■ **STATED PROBLEM**: Filter the data below for the string "headline" and copy each matching line.

[Data records]
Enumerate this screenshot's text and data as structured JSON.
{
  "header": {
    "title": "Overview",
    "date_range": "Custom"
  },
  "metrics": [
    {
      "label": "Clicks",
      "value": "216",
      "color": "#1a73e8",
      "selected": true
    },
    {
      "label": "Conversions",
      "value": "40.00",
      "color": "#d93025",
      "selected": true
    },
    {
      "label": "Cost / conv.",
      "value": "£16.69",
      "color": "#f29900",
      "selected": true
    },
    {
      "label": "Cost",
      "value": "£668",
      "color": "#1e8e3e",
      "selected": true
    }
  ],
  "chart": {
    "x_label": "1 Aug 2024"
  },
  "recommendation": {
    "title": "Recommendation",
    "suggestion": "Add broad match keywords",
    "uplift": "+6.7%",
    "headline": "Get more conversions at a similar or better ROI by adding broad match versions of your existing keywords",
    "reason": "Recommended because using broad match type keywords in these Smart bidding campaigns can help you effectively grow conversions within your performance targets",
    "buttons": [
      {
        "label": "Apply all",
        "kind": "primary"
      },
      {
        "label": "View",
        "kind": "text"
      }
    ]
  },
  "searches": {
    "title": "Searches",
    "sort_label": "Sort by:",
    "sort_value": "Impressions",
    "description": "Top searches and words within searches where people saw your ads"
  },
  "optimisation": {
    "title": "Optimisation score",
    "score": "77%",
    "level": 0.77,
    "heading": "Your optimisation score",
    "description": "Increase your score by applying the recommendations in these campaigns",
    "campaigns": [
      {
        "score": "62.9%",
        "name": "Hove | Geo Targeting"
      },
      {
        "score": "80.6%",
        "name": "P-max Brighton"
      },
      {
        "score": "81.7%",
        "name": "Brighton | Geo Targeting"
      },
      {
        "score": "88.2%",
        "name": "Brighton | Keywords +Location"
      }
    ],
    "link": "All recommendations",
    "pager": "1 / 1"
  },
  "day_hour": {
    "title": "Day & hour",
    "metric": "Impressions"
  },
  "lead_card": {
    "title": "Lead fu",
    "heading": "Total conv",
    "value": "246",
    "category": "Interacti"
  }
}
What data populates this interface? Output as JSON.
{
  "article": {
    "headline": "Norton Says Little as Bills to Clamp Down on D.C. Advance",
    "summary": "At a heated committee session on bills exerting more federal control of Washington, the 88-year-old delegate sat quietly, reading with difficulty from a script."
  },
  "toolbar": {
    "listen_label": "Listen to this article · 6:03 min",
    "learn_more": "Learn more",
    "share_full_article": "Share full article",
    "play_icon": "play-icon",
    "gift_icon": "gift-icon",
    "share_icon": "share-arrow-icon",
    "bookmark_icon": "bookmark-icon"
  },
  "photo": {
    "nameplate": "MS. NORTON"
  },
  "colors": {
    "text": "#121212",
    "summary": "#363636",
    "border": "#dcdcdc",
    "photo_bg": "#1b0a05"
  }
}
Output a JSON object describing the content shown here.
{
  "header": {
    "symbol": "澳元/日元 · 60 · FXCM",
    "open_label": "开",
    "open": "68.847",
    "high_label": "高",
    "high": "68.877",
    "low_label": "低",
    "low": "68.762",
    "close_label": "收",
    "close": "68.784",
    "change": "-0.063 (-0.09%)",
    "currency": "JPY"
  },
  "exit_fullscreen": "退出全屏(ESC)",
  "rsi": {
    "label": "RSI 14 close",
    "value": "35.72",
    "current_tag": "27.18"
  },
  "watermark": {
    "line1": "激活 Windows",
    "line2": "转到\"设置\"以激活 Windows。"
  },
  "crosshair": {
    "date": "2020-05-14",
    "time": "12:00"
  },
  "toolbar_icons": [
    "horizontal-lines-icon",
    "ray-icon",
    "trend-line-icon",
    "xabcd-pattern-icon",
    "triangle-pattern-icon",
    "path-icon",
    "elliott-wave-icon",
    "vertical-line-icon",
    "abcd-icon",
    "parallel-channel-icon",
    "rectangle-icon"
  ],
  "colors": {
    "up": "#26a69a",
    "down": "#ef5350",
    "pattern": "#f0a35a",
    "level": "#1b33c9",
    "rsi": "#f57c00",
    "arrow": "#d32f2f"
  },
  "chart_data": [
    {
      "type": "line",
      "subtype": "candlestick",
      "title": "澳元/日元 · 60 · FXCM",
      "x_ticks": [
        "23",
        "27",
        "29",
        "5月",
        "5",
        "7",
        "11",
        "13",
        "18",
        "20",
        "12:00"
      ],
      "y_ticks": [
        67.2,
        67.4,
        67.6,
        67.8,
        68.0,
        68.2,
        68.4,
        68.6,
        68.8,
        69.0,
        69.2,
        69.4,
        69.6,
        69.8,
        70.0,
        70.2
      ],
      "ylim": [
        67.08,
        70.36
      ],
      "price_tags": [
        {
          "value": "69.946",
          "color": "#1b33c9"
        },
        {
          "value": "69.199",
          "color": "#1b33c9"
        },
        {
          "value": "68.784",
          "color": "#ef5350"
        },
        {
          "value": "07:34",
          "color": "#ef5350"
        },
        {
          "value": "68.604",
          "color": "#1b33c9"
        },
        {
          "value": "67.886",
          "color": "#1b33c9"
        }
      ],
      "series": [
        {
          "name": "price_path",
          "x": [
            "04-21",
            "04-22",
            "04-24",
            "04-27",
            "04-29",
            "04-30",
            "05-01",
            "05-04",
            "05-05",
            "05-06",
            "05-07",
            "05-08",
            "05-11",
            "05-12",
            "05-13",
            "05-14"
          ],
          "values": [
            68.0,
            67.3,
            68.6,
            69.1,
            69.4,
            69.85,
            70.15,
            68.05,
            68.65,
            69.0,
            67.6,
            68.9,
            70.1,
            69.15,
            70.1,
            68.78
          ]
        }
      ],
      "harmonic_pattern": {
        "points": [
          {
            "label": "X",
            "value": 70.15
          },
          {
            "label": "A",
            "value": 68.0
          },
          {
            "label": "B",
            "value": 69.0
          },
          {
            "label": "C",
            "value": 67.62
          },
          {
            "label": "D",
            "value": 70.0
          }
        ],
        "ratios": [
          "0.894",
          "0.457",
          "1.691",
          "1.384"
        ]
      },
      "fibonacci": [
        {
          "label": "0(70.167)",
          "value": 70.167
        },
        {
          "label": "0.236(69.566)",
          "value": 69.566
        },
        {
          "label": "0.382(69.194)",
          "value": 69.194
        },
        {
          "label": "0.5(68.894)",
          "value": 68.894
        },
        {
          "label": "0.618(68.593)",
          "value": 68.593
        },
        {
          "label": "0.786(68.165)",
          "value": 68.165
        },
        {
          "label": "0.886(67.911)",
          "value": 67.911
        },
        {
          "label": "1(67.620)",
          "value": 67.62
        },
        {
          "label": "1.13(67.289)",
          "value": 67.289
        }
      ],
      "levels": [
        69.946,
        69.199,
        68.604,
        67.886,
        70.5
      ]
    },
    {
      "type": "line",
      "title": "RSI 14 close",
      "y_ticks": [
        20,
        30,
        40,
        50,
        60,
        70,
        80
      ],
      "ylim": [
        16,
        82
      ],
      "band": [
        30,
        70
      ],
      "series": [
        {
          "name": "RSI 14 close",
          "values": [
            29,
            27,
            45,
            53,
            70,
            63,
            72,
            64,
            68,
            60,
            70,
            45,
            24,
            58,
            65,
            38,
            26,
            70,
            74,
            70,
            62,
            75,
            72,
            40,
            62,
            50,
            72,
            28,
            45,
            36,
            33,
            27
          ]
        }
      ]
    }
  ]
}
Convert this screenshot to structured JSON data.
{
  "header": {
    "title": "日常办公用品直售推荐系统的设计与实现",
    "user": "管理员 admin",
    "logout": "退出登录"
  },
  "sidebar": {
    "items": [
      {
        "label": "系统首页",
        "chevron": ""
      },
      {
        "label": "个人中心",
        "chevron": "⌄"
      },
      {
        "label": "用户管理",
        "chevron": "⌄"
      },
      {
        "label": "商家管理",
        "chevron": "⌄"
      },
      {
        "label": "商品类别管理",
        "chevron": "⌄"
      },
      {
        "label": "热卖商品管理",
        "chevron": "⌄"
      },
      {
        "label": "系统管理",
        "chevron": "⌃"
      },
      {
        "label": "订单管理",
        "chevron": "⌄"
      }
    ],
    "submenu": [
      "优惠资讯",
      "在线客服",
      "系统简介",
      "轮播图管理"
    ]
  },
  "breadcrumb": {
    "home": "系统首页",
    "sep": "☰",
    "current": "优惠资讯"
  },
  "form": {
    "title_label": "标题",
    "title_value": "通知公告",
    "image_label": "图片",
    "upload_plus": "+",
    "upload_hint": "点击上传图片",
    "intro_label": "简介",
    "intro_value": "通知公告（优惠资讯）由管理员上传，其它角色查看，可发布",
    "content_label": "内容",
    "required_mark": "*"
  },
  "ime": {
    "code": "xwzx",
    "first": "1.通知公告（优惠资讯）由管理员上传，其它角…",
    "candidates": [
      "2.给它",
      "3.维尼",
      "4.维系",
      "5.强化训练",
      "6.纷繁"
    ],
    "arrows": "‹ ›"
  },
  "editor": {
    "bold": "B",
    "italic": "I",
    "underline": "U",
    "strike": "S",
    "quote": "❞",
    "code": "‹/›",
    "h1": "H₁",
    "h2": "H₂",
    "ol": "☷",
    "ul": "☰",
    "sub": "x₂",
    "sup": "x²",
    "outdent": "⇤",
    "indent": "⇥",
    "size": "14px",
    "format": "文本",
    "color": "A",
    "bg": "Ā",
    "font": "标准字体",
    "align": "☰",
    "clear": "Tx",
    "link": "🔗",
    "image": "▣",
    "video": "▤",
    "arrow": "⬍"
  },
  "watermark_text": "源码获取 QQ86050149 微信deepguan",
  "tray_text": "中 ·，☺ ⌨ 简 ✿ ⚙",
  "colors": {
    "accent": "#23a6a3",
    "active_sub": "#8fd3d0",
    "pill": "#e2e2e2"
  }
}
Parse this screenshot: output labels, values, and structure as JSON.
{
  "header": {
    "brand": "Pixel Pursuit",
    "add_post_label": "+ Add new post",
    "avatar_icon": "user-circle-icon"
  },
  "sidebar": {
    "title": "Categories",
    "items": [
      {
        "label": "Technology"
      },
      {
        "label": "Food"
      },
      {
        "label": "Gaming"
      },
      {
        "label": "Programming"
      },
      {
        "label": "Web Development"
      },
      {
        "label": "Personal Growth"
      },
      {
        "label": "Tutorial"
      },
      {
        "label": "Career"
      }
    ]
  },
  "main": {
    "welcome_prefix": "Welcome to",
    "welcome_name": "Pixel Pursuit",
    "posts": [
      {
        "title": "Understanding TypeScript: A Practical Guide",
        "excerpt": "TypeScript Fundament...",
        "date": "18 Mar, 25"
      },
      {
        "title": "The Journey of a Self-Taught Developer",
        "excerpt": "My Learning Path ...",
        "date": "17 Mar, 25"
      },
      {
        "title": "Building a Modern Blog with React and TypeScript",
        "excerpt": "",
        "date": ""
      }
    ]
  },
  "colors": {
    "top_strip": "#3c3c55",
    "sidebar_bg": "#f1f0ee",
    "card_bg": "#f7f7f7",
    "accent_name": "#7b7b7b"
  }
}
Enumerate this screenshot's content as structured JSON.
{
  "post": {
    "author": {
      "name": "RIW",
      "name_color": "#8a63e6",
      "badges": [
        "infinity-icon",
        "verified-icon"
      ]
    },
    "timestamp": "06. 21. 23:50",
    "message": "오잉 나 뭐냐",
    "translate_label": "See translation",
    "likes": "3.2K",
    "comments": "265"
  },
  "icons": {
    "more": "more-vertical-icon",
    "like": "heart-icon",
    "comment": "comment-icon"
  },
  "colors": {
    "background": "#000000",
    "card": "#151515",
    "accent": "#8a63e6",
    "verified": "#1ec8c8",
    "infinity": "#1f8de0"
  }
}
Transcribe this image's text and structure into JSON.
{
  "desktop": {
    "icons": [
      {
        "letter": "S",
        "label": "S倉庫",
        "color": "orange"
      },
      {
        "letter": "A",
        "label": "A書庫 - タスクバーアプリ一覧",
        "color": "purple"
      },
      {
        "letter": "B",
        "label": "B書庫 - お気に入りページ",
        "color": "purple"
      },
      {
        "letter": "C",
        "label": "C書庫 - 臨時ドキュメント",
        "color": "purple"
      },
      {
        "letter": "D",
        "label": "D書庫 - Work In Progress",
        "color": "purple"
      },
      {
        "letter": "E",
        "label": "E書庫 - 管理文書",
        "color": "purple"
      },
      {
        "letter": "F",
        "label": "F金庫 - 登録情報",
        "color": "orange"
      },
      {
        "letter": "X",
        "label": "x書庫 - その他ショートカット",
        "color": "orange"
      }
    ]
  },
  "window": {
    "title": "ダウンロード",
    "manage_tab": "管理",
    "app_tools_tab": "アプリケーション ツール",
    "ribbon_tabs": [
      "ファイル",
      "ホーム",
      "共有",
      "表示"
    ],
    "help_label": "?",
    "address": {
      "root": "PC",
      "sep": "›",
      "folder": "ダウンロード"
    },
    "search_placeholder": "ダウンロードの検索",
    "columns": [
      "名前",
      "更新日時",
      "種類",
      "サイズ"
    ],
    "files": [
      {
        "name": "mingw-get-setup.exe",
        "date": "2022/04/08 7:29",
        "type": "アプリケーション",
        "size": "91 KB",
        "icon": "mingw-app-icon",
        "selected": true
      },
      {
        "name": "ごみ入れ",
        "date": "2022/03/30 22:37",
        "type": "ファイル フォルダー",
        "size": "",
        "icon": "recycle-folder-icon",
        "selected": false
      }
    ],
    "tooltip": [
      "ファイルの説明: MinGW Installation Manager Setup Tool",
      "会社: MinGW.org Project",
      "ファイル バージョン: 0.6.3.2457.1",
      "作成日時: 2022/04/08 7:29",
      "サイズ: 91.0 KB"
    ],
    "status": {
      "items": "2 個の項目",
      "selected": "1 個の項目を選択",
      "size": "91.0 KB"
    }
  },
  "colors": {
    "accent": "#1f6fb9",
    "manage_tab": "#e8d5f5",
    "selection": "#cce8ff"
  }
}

■ **RESULT**:
    "headline": "Get more conversions at a similar or better ROI by adding broad match versions of your existing keywords",
    "headline": "Norton Says Little as Bills to Clamp Down on D.C. Advance",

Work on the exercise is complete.